++++ EXERCISE INPUT ++++

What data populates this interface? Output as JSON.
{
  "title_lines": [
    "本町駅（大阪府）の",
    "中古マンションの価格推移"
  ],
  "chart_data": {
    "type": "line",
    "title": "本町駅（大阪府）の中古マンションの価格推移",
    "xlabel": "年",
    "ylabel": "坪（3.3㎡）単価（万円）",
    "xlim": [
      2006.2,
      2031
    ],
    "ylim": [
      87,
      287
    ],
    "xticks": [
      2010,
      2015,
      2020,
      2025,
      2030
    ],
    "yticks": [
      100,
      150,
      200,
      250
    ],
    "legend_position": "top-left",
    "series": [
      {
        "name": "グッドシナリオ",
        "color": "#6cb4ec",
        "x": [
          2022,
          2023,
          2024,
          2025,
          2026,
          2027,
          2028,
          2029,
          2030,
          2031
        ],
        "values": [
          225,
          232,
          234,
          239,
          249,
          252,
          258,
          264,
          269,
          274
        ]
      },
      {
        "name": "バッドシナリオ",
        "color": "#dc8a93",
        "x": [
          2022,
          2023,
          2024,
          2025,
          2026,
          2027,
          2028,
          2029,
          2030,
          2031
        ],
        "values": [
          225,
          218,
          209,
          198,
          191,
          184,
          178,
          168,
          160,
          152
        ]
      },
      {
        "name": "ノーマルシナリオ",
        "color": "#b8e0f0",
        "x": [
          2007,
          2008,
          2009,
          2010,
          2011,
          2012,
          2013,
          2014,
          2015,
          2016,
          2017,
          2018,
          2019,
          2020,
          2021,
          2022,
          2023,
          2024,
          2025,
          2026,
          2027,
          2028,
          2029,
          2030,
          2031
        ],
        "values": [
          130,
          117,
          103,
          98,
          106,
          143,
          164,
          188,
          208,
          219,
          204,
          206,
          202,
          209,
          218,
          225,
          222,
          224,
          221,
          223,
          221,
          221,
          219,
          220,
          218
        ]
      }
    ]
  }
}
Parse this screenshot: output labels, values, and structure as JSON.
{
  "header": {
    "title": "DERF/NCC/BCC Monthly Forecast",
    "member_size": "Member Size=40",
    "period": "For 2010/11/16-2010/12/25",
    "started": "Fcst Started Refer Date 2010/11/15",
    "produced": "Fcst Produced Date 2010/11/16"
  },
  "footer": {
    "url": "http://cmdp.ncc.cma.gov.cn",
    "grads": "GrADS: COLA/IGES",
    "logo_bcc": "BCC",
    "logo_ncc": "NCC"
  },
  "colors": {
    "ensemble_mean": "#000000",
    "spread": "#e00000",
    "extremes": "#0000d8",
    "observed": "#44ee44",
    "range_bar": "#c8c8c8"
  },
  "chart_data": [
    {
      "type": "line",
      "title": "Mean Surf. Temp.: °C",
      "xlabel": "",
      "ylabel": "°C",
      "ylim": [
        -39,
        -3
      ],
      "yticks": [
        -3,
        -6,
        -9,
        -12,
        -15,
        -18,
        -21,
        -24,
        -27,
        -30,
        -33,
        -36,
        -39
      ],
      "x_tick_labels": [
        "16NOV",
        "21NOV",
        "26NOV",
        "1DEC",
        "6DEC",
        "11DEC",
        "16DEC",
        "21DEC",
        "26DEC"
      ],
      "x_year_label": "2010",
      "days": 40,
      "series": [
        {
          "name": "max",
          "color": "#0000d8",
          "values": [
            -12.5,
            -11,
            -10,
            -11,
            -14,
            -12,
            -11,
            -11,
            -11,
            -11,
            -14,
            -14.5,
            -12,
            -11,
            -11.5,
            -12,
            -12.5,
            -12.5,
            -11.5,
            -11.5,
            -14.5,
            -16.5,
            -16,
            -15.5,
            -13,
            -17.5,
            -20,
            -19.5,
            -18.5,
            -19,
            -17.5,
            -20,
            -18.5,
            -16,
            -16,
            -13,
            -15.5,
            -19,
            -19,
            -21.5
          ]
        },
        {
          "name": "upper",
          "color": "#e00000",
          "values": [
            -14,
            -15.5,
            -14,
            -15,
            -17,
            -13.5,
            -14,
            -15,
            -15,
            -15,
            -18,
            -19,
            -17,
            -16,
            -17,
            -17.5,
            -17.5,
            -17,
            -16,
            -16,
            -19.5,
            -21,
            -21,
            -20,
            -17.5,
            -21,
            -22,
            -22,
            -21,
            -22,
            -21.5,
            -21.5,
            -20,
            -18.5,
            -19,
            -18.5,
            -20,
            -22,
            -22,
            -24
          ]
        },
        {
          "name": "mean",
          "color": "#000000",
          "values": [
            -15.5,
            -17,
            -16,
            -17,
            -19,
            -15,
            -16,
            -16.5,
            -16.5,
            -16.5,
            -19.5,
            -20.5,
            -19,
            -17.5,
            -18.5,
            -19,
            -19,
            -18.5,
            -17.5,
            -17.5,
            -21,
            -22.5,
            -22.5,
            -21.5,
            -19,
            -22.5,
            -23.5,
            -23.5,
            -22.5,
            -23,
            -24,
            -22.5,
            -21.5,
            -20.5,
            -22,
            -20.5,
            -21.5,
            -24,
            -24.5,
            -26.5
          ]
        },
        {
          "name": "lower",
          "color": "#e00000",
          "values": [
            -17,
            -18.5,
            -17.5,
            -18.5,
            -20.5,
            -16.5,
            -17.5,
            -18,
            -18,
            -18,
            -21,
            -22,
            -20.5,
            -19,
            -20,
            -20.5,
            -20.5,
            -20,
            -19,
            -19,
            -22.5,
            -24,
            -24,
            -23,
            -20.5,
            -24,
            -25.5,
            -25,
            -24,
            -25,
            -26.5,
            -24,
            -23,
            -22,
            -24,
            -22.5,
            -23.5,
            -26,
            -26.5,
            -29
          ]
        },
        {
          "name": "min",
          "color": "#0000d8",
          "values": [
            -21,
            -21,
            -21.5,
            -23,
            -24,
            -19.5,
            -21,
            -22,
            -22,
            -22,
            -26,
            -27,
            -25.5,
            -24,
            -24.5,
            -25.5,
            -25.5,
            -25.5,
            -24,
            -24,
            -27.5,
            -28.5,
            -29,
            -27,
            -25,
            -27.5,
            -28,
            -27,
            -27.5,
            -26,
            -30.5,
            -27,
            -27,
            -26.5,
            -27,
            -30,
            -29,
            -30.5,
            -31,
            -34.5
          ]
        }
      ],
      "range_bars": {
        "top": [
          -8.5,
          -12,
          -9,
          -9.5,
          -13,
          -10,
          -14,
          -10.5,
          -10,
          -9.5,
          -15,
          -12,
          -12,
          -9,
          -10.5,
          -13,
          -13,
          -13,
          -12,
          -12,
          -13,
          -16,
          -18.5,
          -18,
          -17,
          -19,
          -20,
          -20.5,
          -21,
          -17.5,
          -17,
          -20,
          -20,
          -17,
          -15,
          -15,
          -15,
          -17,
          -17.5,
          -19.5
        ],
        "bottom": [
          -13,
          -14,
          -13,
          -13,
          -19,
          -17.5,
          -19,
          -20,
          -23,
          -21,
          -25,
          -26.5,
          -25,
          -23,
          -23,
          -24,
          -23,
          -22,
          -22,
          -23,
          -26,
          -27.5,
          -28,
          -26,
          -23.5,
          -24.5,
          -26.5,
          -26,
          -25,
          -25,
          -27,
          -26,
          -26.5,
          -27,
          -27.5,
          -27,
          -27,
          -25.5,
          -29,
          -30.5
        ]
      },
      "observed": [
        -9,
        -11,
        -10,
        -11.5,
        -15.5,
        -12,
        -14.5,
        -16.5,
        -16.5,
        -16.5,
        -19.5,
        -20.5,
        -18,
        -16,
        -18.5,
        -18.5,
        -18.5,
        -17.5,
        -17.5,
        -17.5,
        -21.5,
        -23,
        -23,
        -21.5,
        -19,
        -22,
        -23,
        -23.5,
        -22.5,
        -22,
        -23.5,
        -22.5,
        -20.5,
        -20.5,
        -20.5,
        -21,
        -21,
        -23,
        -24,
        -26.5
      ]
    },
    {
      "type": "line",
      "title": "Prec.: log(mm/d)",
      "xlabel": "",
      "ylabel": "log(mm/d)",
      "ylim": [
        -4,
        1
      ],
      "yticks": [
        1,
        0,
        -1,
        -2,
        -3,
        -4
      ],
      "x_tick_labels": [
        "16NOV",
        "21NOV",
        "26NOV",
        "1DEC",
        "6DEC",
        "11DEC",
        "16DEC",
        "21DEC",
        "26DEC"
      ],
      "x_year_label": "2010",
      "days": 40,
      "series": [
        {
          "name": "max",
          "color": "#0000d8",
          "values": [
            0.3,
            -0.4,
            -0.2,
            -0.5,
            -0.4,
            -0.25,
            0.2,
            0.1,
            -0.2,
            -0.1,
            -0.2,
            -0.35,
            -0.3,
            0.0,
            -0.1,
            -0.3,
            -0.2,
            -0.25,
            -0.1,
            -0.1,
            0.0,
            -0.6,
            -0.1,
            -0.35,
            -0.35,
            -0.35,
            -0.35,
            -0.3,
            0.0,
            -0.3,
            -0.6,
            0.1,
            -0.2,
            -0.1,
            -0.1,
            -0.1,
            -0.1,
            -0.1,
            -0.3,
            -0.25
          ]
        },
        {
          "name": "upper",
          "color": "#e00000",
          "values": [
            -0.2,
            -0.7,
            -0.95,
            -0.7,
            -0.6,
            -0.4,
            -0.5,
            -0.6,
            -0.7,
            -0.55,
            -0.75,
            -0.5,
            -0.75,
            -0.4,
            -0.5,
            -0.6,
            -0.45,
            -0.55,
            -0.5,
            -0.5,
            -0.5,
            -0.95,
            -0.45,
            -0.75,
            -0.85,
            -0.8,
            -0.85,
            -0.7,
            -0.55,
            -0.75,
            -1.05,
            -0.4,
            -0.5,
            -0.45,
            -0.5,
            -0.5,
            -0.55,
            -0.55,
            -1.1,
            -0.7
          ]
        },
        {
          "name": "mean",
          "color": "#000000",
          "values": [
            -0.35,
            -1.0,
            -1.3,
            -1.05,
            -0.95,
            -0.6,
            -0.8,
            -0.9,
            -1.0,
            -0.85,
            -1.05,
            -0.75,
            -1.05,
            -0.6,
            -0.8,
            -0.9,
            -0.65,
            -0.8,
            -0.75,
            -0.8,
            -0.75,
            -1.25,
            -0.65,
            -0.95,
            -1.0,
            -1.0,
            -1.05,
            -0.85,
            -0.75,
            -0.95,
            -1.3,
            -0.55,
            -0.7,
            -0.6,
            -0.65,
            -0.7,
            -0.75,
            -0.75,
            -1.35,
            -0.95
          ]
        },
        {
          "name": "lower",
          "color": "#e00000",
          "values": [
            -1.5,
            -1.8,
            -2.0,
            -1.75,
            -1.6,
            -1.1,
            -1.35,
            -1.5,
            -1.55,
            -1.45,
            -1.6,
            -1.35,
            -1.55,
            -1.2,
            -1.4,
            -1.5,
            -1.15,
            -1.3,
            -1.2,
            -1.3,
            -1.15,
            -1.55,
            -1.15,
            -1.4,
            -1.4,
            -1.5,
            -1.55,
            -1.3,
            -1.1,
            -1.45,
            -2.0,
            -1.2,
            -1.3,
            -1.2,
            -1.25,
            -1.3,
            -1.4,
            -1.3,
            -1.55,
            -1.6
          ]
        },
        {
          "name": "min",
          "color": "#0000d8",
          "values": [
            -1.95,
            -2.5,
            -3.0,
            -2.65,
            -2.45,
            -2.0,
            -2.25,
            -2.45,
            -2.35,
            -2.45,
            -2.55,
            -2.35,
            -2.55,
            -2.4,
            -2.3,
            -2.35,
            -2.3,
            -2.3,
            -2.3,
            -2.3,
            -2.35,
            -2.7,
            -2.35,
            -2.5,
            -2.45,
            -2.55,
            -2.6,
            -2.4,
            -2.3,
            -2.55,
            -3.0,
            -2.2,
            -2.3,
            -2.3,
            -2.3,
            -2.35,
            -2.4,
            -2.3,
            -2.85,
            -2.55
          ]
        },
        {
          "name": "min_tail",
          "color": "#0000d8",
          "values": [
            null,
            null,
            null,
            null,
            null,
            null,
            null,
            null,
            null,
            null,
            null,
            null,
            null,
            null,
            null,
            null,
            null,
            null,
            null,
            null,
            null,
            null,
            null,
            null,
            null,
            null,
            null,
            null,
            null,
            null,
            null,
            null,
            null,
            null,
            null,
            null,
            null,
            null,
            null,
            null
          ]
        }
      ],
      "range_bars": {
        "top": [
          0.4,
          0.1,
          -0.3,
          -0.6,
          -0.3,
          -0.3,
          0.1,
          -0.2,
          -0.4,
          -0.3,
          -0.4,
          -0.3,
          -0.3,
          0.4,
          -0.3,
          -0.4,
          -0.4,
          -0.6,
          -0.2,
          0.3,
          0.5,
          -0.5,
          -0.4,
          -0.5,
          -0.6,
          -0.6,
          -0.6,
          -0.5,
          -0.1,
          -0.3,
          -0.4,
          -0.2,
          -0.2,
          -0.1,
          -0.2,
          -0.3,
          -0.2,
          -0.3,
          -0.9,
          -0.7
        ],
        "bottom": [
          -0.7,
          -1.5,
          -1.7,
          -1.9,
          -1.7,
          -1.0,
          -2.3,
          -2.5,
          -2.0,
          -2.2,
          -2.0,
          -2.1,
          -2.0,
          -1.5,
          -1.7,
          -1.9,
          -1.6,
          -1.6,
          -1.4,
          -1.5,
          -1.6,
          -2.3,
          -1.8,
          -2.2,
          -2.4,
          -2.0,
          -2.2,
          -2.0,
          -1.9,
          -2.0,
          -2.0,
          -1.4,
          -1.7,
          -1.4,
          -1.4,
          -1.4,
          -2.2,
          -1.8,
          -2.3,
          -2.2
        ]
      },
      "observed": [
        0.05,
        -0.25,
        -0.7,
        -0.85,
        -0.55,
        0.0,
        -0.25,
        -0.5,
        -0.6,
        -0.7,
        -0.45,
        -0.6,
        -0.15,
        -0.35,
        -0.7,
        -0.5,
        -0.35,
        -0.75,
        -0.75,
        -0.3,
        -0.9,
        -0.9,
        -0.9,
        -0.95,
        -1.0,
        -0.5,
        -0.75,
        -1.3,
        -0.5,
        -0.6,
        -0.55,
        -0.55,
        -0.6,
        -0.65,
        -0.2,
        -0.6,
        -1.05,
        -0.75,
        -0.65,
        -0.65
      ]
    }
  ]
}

++++

WHAT TO DO: State how many lines of the material contain the string "JSON", with no other words.

COMPLETE OUTPUT: 2